__THE PROBLEM__:
Extract each line holding the word "Скопировать" from the entries.

####

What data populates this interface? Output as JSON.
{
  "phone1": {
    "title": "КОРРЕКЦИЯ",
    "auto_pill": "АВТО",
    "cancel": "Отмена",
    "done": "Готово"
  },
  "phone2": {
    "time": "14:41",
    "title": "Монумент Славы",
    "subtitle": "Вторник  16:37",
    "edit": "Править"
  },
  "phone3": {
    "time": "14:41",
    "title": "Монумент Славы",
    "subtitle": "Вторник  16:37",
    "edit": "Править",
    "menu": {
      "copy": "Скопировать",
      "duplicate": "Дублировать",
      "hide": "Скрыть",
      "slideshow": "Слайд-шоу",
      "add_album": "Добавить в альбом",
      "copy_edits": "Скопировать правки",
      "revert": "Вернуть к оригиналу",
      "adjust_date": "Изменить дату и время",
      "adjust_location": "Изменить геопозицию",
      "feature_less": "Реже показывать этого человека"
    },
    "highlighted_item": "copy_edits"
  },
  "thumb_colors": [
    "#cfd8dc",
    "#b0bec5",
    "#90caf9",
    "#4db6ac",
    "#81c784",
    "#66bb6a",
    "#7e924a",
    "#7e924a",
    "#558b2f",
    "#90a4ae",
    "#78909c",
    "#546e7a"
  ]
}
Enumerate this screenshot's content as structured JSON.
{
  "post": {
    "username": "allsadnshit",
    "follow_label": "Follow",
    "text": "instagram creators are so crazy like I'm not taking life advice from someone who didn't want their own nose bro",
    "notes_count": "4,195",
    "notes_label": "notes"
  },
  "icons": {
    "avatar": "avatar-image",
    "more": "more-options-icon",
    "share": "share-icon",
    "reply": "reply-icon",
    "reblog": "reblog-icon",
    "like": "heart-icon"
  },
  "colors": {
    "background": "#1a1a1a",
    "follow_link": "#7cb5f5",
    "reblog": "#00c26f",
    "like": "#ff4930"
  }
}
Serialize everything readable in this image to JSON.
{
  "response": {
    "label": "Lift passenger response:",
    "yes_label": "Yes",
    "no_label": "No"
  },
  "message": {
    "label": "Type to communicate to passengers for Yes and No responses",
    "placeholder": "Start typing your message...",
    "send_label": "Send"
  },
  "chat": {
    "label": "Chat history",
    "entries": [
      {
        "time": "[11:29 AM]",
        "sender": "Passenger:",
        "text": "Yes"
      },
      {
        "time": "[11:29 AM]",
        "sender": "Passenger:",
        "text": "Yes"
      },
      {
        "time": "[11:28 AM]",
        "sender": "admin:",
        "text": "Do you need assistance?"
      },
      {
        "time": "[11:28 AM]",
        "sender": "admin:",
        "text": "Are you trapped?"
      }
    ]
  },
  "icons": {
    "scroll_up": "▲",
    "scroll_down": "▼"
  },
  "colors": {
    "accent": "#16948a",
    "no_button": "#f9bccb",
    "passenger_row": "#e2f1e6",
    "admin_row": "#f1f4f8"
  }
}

####

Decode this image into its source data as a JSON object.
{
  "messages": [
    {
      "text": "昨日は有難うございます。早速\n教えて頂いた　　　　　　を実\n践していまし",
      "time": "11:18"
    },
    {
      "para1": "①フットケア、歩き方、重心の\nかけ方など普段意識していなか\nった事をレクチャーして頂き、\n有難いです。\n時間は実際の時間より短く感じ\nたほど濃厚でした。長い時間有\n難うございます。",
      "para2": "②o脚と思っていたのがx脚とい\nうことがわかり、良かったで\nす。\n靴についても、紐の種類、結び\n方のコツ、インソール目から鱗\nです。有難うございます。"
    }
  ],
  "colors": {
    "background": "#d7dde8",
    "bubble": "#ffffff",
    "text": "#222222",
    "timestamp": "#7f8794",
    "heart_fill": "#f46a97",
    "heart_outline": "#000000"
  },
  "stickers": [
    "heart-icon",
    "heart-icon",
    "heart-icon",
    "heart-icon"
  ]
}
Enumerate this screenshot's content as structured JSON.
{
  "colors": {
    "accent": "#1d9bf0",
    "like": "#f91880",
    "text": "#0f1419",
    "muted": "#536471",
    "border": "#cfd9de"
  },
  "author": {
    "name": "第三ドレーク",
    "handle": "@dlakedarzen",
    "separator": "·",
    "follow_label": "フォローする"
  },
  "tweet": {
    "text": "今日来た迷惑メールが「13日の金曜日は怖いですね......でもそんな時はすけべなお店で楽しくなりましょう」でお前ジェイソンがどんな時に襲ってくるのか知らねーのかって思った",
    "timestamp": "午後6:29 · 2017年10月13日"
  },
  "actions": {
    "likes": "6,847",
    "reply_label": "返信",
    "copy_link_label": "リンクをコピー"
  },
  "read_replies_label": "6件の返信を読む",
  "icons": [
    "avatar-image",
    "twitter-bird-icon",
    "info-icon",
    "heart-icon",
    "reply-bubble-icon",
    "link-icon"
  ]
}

####

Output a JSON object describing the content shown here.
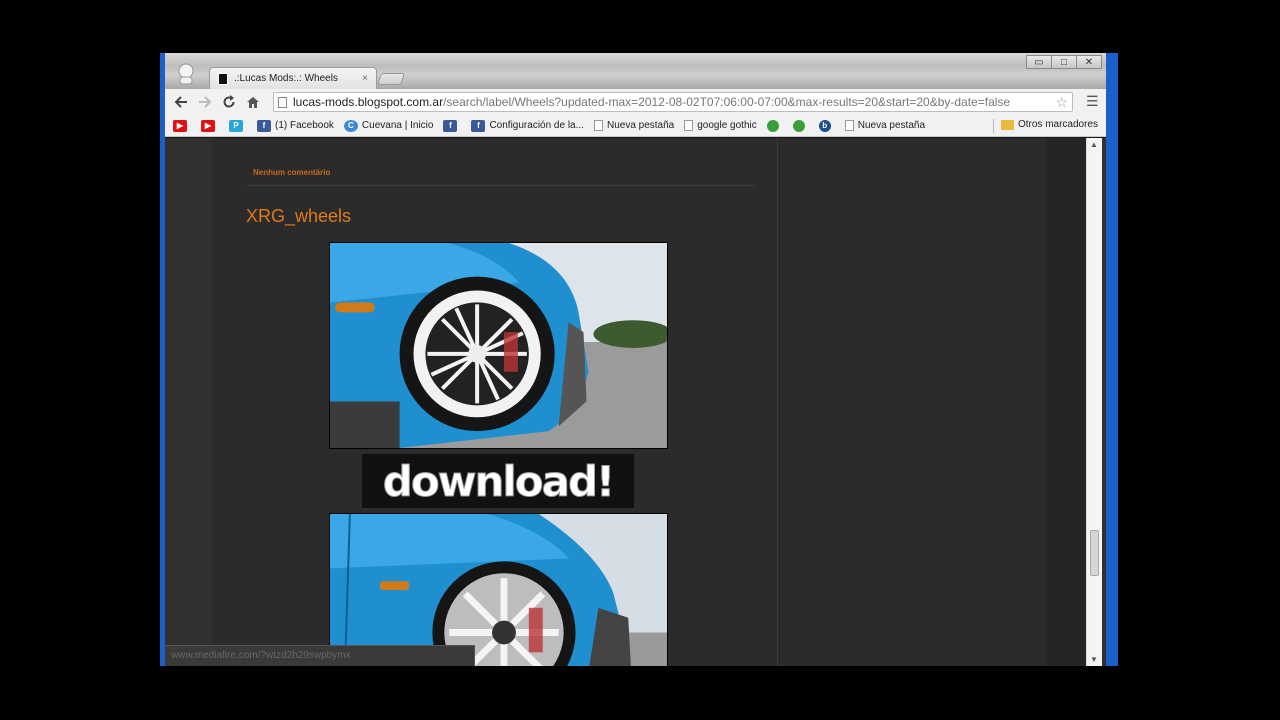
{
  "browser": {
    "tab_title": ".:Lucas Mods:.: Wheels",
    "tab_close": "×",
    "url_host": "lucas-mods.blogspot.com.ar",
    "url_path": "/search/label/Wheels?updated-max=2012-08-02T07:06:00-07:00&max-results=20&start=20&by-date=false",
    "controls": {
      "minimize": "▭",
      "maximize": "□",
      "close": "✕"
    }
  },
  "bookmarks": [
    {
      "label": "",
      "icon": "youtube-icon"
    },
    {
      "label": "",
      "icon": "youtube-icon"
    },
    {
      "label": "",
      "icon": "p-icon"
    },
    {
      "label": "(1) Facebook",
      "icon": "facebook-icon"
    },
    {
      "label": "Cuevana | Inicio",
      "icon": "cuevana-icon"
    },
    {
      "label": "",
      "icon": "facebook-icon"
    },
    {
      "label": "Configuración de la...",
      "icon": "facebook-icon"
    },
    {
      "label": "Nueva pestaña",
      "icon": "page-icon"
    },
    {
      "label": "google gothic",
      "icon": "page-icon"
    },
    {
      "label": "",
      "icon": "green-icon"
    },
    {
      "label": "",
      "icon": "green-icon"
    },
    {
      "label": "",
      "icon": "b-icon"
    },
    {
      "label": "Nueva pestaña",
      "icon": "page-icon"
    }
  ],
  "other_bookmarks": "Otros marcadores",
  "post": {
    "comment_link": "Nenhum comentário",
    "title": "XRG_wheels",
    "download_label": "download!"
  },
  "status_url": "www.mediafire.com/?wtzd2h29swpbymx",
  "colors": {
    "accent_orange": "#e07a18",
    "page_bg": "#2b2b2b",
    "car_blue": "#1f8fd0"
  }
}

####

__REPLY__:
      "copy": "Скопировать",
      "copy_edits": "Скопировать правки",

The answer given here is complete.